Reproduce each line bearing the word "millennia".
* start *
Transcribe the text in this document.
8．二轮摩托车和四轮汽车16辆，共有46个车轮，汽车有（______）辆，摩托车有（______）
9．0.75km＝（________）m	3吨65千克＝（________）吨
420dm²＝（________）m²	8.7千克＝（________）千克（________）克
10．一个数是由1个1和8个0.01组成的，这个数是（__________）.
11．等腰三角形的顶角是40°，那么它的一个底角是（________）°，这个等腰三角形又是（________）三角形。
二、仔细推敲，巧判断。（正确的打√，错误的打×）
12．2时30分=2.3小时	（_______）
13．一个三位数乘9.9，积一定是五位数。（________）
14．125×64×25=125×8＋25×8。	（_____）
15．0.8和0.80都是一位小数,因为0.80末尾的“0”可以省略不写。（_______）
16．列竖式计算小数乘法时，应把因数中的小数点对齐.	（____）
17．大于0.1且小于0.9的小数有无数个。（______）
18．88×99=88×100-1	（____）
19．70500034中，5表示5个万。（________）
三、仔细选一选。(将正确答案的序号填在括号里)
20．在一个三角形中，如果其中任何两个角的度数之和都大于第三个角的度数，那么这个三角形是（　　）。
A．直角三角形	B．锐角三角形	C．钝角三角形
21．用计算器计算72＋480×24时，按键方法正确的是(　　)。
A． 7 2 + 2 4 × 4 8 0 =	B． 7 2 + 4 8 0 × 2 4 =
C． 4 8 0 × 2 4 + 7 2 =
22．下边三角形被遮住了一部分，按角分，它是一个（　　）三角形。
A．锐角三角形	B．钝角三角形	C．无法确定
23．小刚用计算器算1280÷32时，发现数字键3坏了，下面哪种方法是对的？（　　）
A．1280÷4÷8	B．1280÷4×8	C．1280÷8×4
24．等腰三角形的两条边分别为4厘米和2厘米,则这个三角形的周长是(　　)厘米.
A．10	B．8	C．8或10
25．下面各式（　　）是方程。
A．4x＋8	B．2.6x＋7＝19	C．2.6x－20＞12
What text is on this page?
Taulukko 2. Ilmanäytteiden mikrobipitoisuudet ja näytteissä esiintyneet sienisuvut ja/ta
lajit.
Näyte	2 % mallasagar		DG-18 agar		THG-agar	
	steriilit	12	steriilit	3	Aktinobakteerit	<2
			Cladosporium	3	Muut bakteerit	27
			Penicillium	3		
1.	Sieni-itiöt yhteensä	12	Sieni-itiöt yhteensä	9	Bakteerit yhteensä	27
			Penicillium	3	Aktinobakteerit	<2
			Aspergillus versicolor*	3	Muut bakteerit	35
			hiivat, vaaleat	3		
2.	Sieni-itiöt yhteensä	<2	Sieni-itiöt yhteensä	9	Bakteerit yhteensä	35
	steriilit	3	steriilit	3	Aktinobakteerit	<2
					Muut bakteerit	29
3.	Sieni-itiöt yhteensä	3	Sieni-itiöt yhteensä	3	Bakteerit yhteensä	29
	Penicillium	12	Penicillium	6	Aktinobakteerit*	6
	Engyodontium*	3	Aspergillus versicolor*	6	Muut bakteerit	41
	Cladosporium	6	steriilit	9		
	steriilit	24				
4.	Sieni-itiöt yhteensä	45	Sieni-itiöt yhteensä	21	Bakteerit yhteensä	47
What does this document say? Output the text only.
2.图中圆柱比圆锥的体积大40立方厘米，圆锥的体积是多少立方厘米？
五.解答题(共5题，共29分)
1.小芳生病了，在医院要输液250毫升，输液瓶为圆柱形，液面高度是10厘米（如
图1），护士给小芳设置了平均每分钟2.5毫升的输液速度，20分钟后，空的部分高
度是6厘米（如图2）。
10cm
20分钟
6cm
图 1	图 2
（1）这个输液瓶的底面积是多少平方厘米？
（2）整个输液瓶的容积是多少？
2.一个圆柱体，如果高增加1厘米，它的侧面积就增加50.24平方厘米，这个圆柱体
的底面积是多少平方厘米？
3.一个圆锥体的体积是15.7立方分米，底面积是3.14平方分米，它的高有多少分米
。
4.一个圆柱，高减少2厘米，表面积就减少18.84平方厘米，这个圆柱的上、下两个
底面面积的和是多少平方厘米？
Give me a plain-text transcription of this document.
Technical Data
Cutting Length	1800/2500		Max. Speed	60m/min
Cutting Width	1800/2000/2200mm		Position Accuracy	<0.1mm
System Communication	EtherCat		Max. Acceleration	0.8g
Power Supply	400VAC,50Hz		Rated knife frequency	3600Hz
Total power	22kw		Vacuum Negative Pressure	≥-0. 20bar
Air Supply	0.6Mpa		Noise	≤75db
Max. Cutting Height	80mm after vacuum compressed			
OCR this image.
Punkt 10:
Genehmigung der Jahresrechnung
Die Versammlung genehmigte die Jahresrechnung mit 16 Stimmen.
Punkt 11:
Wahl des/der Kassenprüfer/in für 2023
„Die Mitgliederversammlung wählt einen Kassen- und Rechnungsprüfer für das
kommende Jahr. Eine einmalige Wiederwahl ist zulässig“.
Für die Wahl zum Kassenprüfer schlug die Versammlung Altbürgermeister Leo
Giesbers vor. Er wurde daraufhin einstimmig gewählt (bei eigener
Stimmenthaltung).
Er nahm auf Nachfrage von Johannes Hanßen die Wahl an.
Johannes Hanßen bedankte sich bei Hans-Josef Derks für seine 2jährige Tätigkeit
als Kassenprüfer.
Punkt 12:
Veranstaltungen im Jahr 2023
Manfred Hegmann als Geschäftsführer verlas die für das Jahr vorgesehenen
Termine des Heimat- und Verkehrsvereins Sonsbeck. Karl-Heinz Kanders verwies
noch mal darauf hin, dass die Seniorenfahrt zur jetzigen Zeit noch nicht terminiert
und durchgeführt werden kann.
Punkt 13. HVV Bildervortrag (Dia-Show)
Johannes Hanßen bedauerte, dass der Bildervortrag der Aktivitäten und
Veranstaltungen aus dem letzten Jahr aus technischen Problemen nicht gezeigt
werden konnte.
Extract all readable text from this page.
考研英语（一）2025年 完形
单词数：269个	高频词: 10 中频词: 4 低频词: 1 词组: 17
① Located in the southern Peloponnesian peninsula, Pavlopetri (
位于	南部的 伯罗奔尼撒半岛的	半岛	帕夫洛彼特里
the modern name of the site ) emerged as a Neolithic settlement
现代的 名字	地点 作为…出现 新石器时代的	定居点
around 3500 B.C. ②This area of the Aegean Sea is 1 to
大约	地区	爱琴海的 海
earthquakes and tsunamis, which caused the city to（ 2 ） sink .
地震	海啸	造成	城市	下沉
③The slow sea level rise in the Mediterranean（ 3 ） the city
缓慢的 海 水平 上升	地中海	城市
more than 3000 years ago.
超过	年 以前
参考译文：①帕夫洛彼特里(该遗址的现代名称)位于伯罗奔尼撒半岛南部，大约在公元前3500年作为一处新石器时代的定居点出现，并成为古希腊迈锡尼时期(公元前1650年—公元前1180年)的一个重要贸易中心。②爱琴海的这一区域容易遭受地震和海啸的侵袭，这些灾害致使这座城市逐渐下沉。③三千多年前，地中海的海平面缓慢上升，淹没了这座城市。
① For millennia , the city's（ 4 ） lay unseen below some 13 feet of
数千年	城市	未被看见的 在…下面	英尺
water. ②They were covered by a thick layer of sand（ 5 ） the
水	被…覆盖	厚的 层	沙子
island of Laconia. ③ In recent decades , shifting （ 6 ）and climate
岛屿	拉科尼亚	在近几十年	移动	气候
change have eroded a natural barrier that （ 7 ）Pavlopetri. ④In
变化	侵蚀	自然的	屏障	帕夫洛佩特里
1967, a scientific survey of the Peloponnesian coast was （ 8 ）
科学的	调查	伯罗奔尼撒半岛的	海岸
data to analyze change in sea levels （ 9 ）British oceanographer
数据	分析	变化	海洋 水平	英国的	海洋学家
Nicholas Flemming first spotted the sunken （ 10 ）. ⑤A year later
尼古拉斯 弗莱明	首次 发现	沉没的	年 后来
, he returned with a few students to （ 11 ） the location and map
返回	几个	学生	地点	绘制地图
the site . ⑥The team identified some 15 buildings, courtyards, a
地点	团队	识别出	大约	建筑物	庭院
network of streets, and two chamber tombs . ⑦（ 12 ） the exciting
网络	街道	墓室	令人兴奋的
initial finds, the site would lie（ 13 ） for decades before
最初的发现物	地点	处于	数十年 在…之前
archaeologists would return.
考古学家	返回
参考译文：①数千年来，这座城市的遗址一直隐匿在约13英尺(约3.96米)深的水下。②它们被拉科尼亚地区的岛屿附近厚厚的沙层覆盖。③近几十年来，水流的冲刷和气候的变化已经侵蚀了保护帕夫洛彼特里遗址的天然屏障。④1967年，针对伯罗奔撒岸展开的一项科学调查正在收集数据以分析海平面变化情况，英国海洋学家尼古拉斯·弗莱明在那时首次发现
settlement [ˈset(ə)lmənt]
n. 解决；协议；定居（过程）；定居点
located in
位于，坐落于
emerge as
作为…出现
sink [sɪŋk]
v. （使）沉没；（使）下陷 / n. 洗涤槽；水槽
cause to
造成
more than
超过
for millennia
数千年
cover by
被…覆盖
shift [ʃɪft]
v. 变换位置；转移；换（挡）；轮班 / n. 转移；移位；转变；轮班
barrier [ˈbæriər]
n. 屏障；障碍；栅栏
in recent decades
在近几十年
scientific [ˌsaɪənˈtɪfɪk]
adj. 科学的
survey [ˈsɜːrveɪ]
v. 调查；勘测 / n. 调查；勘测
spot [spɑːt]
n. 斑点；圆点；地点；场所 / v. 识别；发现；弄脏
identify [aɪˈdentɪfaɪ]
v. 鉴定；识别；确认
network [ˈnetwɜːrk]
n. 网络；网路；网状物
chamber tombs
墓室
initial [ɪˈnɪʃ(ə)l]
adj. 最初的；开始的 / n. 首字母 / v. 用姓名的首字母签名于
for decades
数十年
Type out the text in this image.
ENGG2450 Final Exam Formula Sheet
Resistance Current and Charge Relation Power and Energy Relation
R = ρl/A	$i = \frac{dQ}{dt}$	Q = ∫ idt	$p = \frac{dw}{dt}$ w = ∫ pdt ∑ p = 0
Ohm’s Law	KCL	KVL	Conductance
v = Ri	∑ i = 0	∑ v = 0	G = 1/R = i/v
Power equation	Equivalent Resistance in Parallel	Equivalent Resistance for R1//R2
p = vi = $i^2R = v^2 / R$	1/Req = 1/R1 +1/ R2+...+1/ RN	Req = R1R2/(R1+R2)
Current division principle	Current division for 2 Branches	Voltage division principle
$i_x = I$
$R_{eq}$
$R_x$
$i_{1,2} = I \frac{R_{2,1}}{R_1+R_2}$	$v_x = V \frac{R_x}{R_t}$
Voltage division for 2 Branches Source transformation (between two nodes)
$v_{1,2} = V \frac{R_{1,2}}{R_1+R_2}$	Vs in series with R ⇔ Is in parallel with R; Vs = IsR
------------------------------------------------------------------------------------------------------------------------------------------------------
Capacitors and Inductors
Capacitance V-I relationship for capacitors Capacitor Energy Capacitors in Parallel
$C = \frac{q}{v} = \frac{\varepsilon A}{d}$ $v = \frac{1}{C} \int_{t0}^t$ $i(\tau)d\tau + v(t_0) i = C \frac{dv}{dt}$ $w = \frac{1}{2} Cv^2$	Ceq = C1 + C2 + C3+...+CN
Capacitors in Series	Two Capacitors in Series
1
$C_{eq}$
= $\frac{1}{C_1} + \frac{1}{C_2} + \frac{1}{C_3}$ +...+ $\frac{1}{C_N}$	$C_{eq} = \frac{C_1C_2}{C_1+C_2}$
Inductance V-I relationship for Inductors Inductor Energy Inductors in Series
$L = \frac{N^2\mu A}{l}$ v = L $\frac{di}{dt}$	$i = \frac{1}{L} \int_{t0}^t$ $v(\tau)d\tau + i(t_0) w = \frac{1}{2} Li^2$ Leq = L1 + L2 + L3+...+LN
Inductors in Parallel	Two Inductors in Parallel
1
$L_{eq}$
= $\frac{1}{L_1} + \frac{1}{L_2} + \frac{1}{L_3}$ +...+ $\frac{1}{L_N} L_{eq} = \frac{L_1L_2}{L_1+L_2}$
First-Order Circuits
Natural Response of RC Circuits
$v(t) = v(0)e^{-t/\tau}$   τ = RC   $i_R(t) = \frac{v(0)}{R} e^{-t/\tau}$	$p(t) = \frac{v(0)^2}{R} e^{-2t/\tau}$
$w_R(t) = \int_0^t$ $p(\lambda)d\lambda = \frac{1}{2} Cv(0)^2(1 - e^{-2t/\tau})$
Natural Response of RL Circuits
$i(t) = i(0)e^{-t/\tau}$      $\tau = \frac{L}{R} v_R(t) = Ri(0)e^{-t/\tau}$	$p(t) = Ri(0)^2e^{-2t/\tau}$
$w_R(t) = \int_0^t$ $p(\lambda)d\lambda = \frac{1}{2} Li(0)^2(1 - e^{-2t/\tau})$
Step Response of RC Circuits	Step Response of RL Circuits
* end *
*The reply*.
① For millennia , the city's（ 4 ） lay unseen below some 13 feet of
for millennia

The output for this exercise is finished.